TASK OBJECTIVE >>
Go through the material and write it all out exactly, minus the pictures.

:::::

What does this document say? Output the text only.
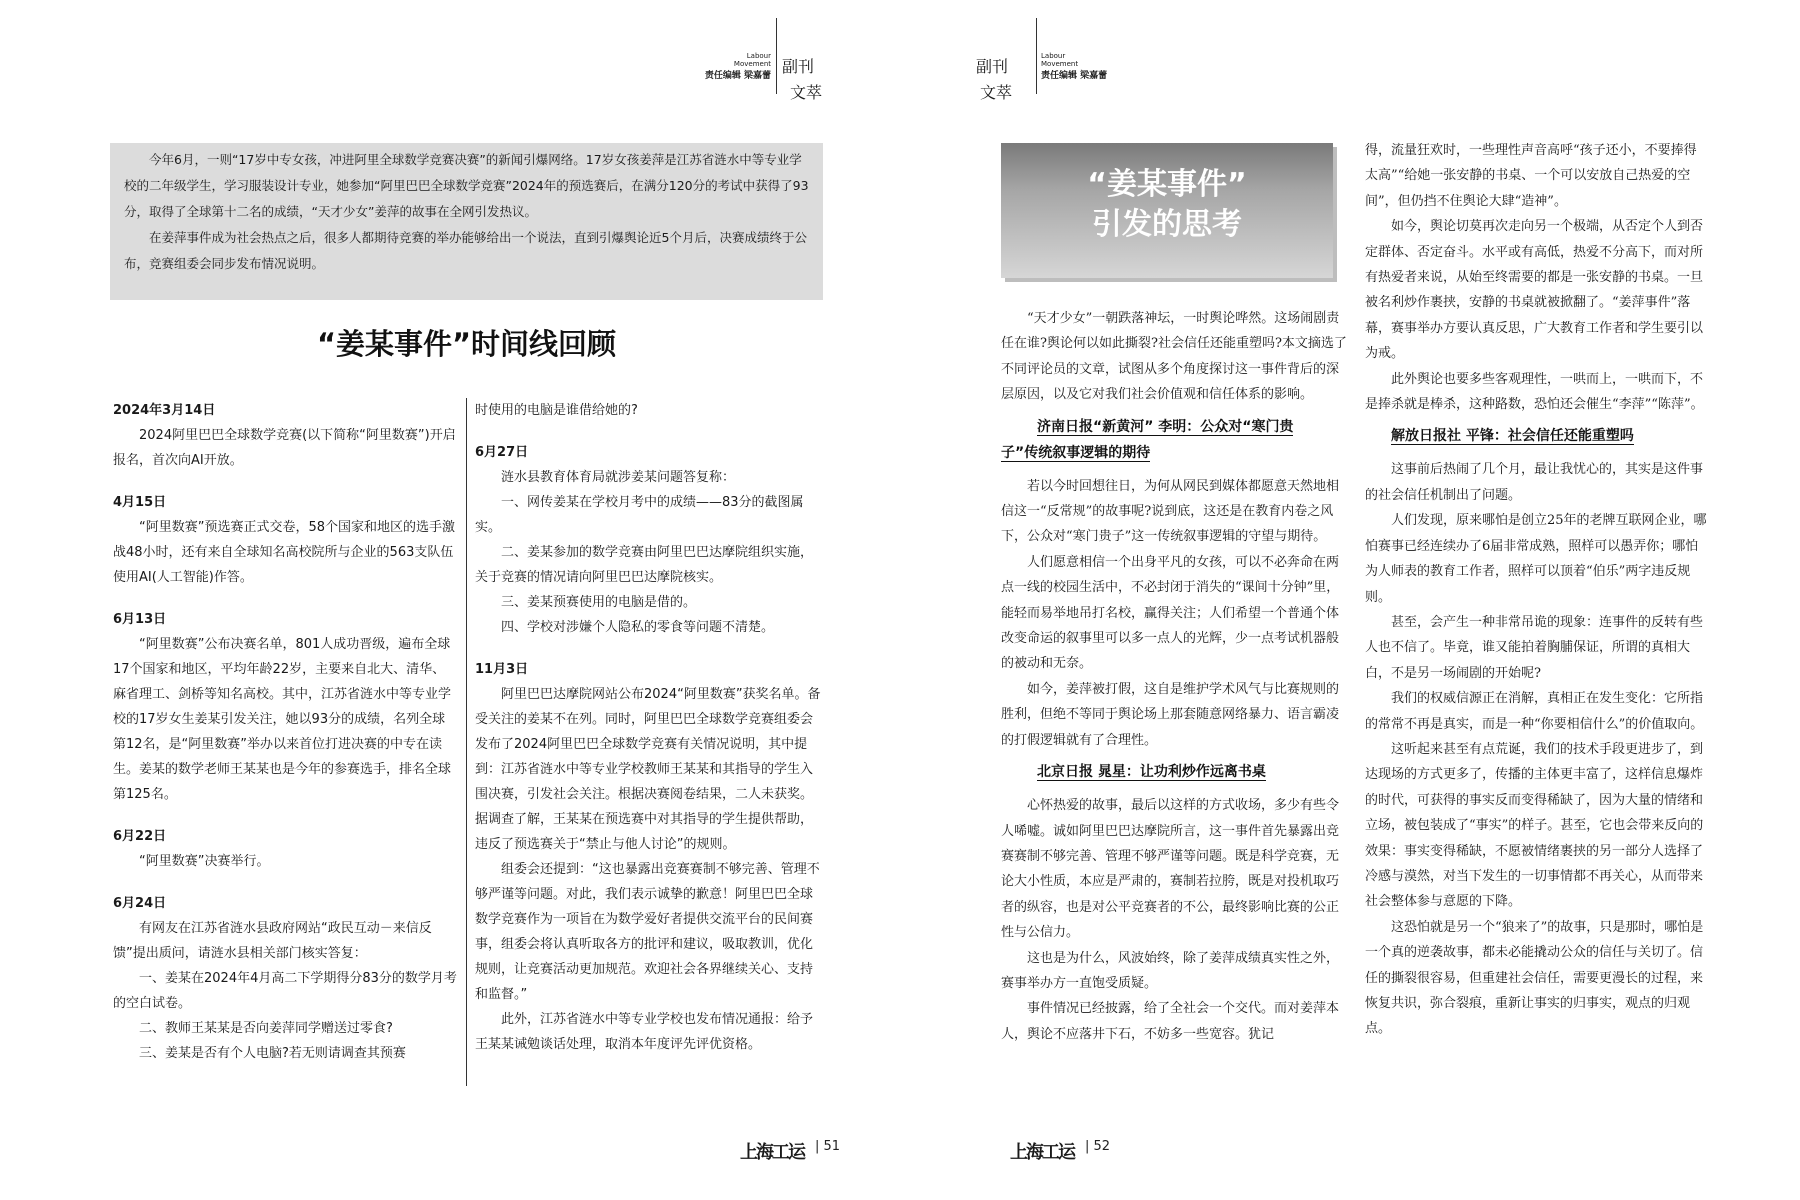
Labour
Movement
责任编辑 梁嘉蕾 副刊
文萃

今年6月，一则“17岁中专女孩，冲进阿里全球数学竞赛决赛”的新闻引爆网络。17岁女孩姜萍是江苏省涟水中等专业学校的二年级学生，学习服装设计专业，她参加“阿里巴巴全球数学竞赛”2024年的预选赛后，在满分120分的考试中获得了93分，取得了全球第十二名的成绩，“天才少女”姜萍的故事在全网引发热议。

在姜萍事件成为社会热点之后，很多人都期待竞赛的举办能够给出一个说法，直到引爆舆论近5个月后，决赛成绩终于公布，竞赛组委会同步发布情况说明。

“姜某事件”时间线回顾
2024年3月14日

2024阿里巴巴全球数学竞赛(以下简称“阿里数赛”)开启报名，首次向AI开放。

4月15日

“阿里数赛”预选赛正式交卷，58个国家和地区的选手激战48小时，还有来自全球知名高校院所与企业的563支队伍使用AI(人工智能)作答。

6月13日

“阿里数赛”公布决赛名单，801人成功晋级，遍布全球17个国家和地区，平均年龄22岁，主要来自北大、清华、麻省理工、剑桥等知名高校。其中，江苏省涟水中等专业学校的17岁女生姜某引发关注，她以93分的成绩，名列全球第12名，是“阿里数赛”举办以来首位打进决赛的中专在读生。姜某的数学老师王某某也是今年的参赛选手，排名全球第125名。

6月22日

“阿里数赛”决赛举行。

6月24日

有网友在江苏省涟水县政府网站“政民互动－来信反馈”提出质问，请涟水县相关部门核实答复：

一、姜某在2024年4月高二下学期得分83分的数学月考的空白试卷。

二、教师王某某是否向姜萍同学赠送过零食?

三、姜某是否有个人电脑?若无则请调查其预赛

时使用的电脑是谁借给她的?

6月27日

涟水县教育体育局就涉姜某问题答复称：

一、网传姜某在学校月考中的成绩——83分的截图属实。

二、姜某参加的数学竞赛由阿里巴巴达摩院组织实施，关于竞赛的情况请向阿里巴巴达摩院核实。

三、姜某预赛使用的电脑是借的。

四、学校对涉嫌个人隐私的零食等问题不清楚。

11月3日

阿里巴巴达摩院网站公布2024“阿里数赛”获奖名单。备受关注的姜某不在列。同时，阿里巴巴全球数学竞赛组委会发布了2024阿里巴巴全球数学竞赛有关情况说明，其中提到：江苏省涟水中等专业学校教师王某某和其指导的学生入围决赛，引发社会关注。根据决赛阅卷结果，二人未获奖。据调查了解，王某某在预选赛中对其指导的学生提供帮助，违反了预选赛关于“禁止与他人讨论”的规则。

组委会还提到：“这也暴露出竞赛赛制不够完善、管理不够严谨等问题。对此，我们表示诚挚的歉意！阿里巴巴全球数学竞赛作为一项旨在为数学爱好者提供交流平台的民间赛事，组委会将认真听取各方的批评和建议，吸取教训，优化规则，让竞赛活动更加规范。欢迎社会各界继续关心、支持和监督。”

此外，江苏省涟水中等专业学校也发布情况通报：给予王某某诫勉谈话处理，取消本年度评先评优资格。

上海工运 | 51
副刊
文萃
Labour
Movement
责任编辑 梁嘉蕾
“姜某事件”
引发的思考

“天才少女”一朝跌落神坛，一时舆论哗然。这场闹剧责任在谁?舆论何以如此撕裂?社会信任还能重塑吗?本文摘选了不同评论员的文章，试图从多个角度探讨这一事件背后的深层原因，以及它对我们社会价值观和信任体系的影响。

济南日报“新黄河” 李明：公众对“寒门贵
子”传统叙事逻辑的期待

若以今时回想往日，为何从网民到媒体都愿意天然地相信这一“反常规”的故事呢?说到底，这还是在教育内卷之风下，公众对“寒门贵子”这一传统叙事逻辑的守望与期待。

人们愿意相信一个出身平凡的女孩，可以不必奔命在两点一线的校园生活中，不必封闭于消失的“课间十分钟”里，能轻而易举地吊打名校，赢得关注；人们希望一个普通个体改变命运的叙事里可以多一点人的光辉，少一点考试机器般的被动和无奈。

如今，姜萍被打假，这自是维护学术风气与比赛规则的胜利，但绝不等同于舆论场上那套随意网络暴力、语言霸凌的打假逻辑就有了合理性。

北京日报 晁星：让功利炒作远离书桌

心怀热爱的故事，最后以这样的方式收场，多少有些令人唏嘘。诚如阿里巴巴达摩院所言，这一事件首先暴露出竞赛赛制不够完善、管理不够严谨等问题。既是科学竞赛，无论大小性质，本应是严肃的，赛制若拉胯，既是对投机取巧者的纵容，也是对公平竞赛者的不公，最终影响比赛的公正性与公信力。

这也是为什么，风波始终，除了姜萍成绩真实性之外，赛事举办方一直饱受质疑。

事件情况已经披露，给了全社会一个交代。而对姜萍本人，舆论不应落井下石，不妨多一些宽容。犹记

得，流量狂欢时，一些理性声音高呼“孩子还小，不要捧得太高”“给她一张安静的书桌、一个可以安放自己热爱的空间”，但仍挡不住舆论大肆“造神”。

如今，舆论切莫再次走向另一个极端，从否定个人到否定群体、否定奋斗。水平或有高低，热爱不分高下，而对所有热爱者来说，从始至终需要的都是一张安静的书桌。一旦被名利炒作裹挟，安静的书桌就被掀翻了。“姜萍事件”落幕，赛事举办方要认真反思，广大教育工作者和学生要引以为戒。

此外舆论也要多些客观理性，一哄而上，一哄而下，不是捧杀就是棒杀，这种路数，恐怕还会催生“李萍”“陈萍”。

解放日报社 平锋：社会信任还能重塑吗

这事前后热闹了几个月，最让我忧心的，其实是这件事的社会信任机制出了问题。

人们发现，原来哪怕是创立25年的老牌互联网企业，哪怕赛事已经连续办了6届非常成熟，照样可以愚弄你；哪怕为人师表的教育工作者，照样可以顶着“伯乐”两字违反规则。

甚至，会产生一种非常吊诡的现象：连事件的反转有些人也不信了。毕竟，谁又能拍着胸脯保证，所谓的真相大白，不是另一场闹剧的开始呢?

我们的权威信源正在消解，真相正在发生变化：它所指的常常不再是真实，而是一种“你要相信什么”的价值取向。

这听起来甚至有点荒诞，我们的技术手段更进步了，到达现场的方式更多了，传播的主体更丰富了，这样信息爆炸的时代，可获得的事实反而变得稀缺了，因为大量的情绪和立场，被包装成了“事实”的样子。甚至，它也会带来反向的效果：事实变得稀缺，不愿被情绪裹挟的另一部分人选择了冷感与漠然，对当下发生的一切事情都不再关心，从而带来社会整体参与意愿的下降。

这恐怕就是另一个“狼来了”的故事，只是那时，哪怕是一个真的逆袭故事，都未必能撬动公众的信任与关切了。信任的撕裂很容易，但重建社会信任，需要更漫长的过程，来恢复共识，弥合裂痕，重新让事实的归事实，观点的归观点。

上海工运 | 52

:::::

RESPONSE >>
What does this document say? Output the text only.
Labour
Movement
责任编辑 梁嘉蕾 副刊
文萃

今年6月，一则“17岁中专女孩，冲进阿里全球数学竞赛决赛”的新闻引爆网络。17岁女孩姜萍是江苏省涟水中等专业学校的二年级学生，学习服装设计专业，她参加“阿里巴巴全球数学竞赛”2024年的预选赛后，在满分120分的考试中获得了93分，取得了全球第十二名的成绩，“天才少女”姜萍的故事在全网引发热议。

在姜萍事件成为社会热点之后，很多人都期待竞赛的举办能够给出一个说法，直到引爆舆论近5个月后，决赛成绩终于公布，竞赛组委会同步发布情况说明。

“姜某事件”时间线回顾
2024年3月14日

2024阿里巴巴全球数学竞赛(以下简称“阿里数赛”)开启报名，首次向AI开放。

4月15日

“阿里数赛”预选赛正式交卷，58个国家和地区的选手激战48小时，还有来自全球知名高校院所与企业的563支队伍使用AI(人工智能)作答。

6月13日

“阿里数赛”公布决赛名单，801人成功晋级，遍布全球17个国家和地区，平均年龄22岁，主要来自北大、清华、麻省理工、剑桥等知名高校。其中，江苏省涟水中等专业学校的17岁女生姜某引发关注，她以93分的成绩，名列全球第12名，是“阿里数赛”举办以来首位打进决赛的中专在读生。姜某的数学老师王某某也是今年的参赛选手，排名全球第125名。

6月22日

“阿里数赛”决赛举行。

6月24日

有网友在江苏省涟水县政府网站“政民互动－来信反馈”提出质问，请涟水县相关部门核实答复：

一、姜某在2024年4月高二下学期得分83分的数学月考的空白试卷。

二、教师王某某是否向姜萍同学赠送过零食?

三、姜某是否有个人电脑?若无则请调查其预赛

时使用的电脑是谁借给她的?

6月27日

涟水县教育体育局就涉姜某问题答复称：

一、网传姜某在学校月考中的成绩——83分的截图属实。

二、姜某参加的数学竞赛由阿里巴巴达摩院组织实施，关于竞赛的情况请向阿里巴巴达摩院核实。

三、姜某预赛使用的电脑是借的。

四、学校对涉嫌个人隐私的零食等问题不清楚。

11月3日

阿里巴巴达摩院网站公布2024“阿里数赛”获奖名单。备受关注的姜某不在列。同时，阿里巴巴全球数学竞赛组委会发布了2024阿里巴巴全球数学竞赛有关情况说明，其中提到：江苏省涟水中等专业学校教师王某某和其指导的学生入围决赛，引发社会关注。根据决赛阅卷结果，二人未获奖。据调查了解，王某某在预选赛中对其指导的学生提供帮助，违反了预选赛关于“禁止与他人讨论”的规则。

组委会还提到：“这也暴露出竞赛赛制不够完善、管理不够严谨等问题。对此，我们表示诚挚的歉意！阿里巴巴全球数学竞赛作为一项旨在为数学爱好者提供交流平台的民间赛事，组委会将认真听取各方的批评和建议，吸取教训，优化规则，让竞赛活动更加规范。欢迎社会各界继续关心、支持和监督。”

此外，江苏省涟水中等专业学校也发布情况通报：给予王某某诫勉谈话处理，取消本年度评先评优资格。

上海工运 | 51
副刊
文萃
Labour
Movement
责任编辑 梁嘉蕾
“姜某事件”
引发的思考

“天才少女”一朝跌落神坛，一时舆论哗然。这场闹剧责任在谁?舆论何以如此撕裂?社会信任还能重塑吗?本文摘选了不同评论员的文章，试图从多个角度探讨这一事件背后的深层原因，以及它对我们社会价值观和信任体系的影响。

济南日报“新黄河” 李明：公众对“寒门贵
子”传统叙事逻辑的期待

若以今时回想往日，为何从网民到媒体都愿意天然地相信这一“反常规”的故事呢?说到底，这还是在教育内卷之风下，公众对“寒门贵子”这一传统叙事逻辑的守望与期待。

人们愿意相信一个出身平凡的女孩，可以不必奔命在两点一线的校园生活中，不必封闭于消失的“课间十分钟”里，能轻而易举地吊打名校，赢得关注；人们希望一个普通个体改变命运的叙事里可以多一点人的光辉，少一点考试机器般的被动和无奈。

如今，姜萍被打假，这自是维护学术风气与比赛规则的胜利，但绝不等同于舆论场上那套随意网络暴力、语言霸凌的打假逻辑就有了合理性。

北京日报 晁星：让功利炒作远离书桌

心怀热爱的故事，最后以这样的方式收场，多少有些令人唏嘘。诚如阿里巴巴达摩院所言，这一事件首先暴露出竞赛赛制不够完善、管理不够严谨等问题。既是科学竞赛，无论大小性质，本应是严肃的，赛制若拉胯，既是对投机取巧者的纵容，也是对公平竞赛者的不公，最终影响比赛的公正性与公信力。

这也是为什么，风波始终，除了姜萍成绩真实性之外，赛事举办方一直饱受质疑。

事件情况已经披露，给了全社会一个交代。而对姜萍本人，舆论不应落井下石，不妨多一些宽容。犹记

得，流量狂欢时，一些理性声音高呼“孩子还小，不要捧得太高”“给她一张安静的书桌、一个可以安放自己热爱的空间”，但仍挡不住舆论大肆“造神”。

如今，舆论切莫再次走向另一个极端，从否定个人到否定群体、否定奋斗。水平或有高低，热爱不分高下，而对所有热爱者来说，从始至终需要的都是一张安静的书桌。一旦被名利炒作裹挟，安静的书桌就被掀翻了。“姜萍事件”落幕，赛事举办方要认真反思，广大教育工作者和学生要引以为戒。

此外舆论也要多些客观理性，一哄而上，一哄而下，不是捧杀就是棒杀，这种路数，恐怕还会催生“李萍”“陈萍”。

解放日报社 平锋：社会信任还能重塑吗

这事前后热闹了几个月，最让我忧心的，其实是这件事的社会信任机制出了问题。

人们发现，原来哪怕是创立25年的老牌互联网企业，哪怕赛事已经连续办了6届非常成熟，照样可以愚弄你；哪怕为人师表的教育工作者，照样可以顶着“伯乐”两字违反规则。

甚至，会产生一种非常吊诡的现象：连事件的反转有些人也不信了。毕竟，谁又能拍着胸脯保证，所谓的真相大白，不是另一场闹剧的开始呢?

我们的权威信源正在消解，真相正在发生变化：它所指的常常不再是真实，而是一种“你要相信什么”的价值取向。

这听起来甚至有点荒诞，我们的技术手段更进步了，到达现场的方式更多了，传播的主体更丰富了，这样信息爆炸的时代，可获得的事实反而变得稀缺了，因为大量的情绪和立场，被包装成了“事实”的样子。甚至，它也会带来反向的效果：事实变得稀缺，不愿被情绪裹挟的另一部分人选择了冷感与漠然，对当下发生的一切事情都不再关心，从而带来社会整体参与意愿的下降。

这恐怕就是另一个“狼来了”的故事，只是那时，哪怕是一个真的逆袭故事，都未必能撬动公众的信任与关切了。信任的撕裂很容易，但重建社会信任，需要更漫长的过程，来恢复共识，弥合裂痕，重新让事实的归事实，观点的归观点。

上海工运 | 52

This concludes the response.